#### Records excerpted from a collection:
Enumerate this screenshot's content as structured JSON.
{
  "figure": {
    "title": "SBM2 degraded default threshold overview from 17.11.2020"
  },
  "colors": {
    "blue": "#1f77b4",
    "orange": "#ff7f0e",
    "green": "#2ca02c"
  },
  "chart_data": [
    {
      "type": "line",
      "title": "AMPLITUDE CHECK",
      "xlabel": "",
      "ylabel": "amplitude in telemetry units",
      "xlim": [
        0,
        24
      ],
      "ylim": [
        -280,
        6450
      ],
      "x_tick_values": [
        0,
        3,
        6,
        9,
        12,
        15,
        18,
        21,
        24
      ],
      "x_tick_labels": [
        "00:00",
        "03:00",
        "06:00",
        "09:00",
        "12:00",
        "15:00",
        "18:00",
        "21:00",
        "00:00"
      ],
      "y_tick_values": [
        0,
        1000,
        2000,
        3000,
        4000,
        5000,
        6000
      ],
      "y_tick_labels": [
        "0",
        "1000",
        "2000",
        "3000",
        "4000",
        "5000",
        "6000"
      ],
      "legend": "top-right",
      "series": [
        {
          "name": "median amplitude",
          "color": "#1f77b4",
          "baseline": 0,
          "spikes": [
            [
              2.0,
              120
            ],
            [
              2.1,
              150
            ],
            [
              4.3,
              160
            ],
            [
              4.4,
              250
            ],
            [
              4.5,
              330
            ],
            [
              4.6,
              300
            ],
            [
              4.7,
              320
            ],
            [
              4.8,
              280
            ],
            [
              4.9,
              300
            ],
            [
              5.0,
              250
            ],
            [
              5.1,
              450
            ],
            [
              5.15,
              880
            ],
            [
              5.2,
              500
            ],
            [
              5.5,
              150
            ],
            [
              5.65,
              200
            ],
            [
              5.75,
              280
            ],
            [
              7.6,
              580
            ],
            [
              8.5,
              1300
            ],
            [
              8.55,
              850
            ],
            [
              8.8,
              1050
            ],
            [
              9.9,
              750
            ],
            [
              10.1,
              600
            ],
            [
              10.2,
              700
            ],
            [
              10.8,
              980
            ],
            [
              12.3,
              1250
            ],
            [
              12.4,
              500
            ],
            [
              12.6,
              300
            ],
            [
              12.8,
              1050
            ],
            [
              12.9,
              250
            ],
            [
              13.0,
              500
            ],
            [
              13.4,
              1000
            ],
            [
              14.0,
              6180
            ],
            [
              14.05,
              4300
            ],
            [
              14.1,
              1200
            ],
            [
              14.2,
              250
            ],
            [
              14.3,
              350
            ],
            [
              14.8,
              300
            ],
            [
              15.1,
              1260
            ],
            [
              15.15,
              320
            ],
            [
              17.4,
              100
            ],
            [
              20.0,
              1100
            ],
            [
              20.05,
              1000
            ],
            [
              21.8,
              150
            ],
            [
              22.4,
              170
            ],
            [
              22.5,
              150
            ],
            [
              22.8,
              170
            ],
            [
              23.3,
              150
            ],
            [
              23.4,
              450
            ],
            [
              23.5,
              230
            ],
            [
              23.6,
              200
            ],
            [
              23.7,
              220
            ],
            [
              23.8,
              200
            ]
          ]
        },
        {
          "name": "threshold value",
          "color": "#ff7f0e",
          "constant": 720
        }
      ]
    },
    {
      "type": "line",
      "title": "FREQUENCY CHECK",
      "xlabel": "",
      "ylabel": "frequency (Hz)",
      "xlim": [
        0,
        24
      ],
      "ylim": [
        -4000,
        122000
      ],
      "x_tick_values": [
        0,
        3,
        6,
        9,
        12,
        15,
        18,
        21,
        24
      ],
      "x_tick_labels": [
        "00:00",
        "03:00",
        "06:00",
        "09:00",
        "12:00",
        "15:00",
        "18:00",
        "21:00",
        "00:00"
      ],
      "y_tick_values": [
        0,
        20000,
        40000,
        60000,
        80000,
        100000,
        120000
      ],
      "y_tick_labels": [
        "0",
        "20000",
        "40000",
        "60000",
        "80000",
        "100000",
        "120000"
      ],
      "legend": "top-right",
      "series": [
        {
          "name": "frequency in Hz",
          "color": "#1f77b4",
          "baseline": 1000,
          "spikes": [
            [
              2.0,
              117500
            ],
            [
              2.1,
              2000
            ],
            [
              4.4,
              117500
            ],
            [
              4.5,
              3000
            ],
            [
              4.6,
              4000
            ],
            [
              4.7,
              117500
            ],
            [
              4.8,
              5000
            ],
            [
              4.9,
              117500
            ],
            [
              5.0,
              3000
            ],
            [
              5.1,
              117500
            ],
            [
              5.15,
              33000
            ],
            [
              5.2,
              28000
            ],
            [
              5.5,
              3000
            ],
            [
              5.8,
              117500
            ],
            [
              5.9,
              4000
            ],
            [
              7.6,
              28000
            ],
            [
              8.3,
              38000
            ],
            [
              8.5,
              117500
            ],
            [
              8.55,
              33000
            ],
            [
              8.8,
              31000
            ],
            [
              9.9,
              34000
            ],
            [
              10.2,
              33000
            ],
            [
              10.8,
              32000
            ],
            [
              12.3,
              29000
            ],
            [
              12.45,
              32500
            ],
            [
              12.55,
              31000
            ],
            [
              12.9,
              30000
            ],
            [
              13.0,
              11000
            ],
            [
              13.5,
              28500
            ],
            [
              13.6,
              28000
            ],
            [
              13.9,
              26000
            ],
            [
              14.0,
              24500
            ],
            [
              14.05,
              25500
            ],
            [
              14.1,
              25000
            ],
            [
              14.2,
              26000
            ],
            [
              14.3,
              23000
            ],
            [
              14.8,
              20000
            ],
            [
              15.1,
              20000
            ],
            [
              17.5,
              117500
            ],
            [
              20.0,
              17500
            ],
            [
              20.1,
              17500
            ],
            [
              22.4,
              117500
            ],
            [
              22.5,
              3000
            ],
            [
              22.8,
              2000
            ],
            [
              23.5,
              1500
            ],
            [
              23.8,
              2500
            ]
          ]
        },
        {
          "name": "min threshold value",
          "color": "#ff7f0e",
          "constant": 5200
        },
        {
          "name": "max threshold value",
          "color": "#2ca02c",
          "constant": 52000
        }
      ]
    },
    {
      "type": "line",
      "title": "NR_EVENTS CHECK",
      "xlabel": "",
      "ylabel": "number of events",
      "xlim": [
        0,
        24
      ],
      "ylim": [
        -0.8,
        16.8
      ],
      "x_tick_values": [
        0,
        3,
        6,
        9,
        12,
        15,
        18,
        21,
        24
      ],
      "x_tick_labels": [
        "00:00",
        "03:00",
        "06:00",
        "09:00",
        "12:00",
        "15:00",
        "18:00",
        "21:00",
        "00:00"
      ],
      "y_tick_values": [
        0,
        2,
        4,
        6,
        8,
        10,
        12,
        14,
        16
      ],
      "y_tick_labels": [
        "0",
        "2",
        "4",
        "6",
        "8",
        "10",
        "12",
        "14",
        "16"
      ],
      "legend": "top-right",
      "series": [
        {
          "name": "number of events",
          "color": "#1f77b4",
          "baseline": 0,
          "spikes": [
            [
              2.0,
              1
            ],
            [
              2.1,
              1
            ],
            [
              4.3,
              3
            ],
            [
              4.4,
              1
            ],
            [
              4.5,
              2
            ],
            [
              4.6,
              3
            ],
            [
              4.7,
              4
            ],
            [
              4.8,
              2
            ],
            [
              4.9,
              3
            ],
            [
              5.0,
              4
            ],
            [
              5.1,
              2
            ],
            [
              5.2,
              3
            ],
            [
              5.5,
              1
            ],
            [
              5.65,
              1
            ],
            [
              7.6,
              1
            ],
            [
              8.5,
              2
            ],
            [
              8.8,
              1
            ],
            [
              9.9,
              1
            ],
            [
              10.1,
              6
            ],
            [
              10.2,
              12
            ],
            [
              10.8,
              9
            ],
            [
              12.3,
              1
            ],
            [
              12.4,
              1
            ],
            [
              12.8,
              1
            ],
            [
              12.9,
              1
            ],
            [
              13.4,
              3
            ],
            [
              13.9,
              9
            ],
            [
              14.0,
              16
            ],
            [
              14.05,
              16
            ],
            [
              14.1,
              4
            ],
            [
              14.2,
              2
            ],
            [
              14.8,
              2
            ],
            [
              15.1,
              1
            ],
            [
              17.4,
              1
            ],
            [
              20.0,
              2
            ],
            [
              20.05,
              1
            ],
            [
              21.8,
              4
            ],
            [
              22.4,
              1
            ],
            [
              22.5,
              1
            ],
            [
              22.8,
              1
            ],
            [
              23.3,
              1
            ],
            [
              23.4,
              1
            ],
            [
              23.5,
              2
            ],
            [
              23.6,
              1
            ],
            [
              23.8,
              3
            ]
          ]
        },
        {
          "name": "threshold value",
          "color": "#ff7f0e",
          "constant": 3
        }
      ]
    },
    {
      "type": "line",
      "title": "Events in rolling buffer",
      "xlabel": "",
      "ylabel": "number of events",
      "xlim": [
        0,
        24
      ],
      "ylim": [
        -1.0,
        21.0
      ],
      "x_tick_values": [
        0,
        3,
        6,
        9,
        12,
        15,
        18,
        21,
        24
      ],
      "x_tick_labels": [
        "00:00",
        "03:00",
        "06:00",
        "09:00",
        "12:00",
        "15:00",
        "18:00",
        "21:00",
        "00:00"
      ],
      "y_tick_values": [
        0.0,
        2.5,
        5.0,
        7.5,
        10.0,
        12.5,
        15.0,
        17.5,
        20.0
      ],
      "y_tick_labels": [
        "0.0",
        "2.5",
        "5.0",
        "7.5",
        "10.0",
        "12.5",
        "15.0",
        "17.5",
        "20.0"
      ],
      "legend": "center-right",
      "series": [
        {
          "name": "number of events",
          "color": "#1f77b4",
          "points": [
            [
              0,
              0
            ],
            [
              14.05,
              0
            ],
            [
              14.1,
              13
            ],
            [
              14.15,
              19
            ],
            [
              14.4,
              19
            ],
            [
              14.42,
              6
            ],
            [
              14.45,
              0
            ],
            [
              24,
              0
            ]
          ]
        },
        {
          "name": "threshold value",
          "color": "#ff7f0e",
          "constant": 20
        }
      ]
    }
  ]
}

#### PROBLEM:
Of the lines in the data, how many hold the string "title"? State the number, nothing else.

#### OUTPUT OF THE TASK:
5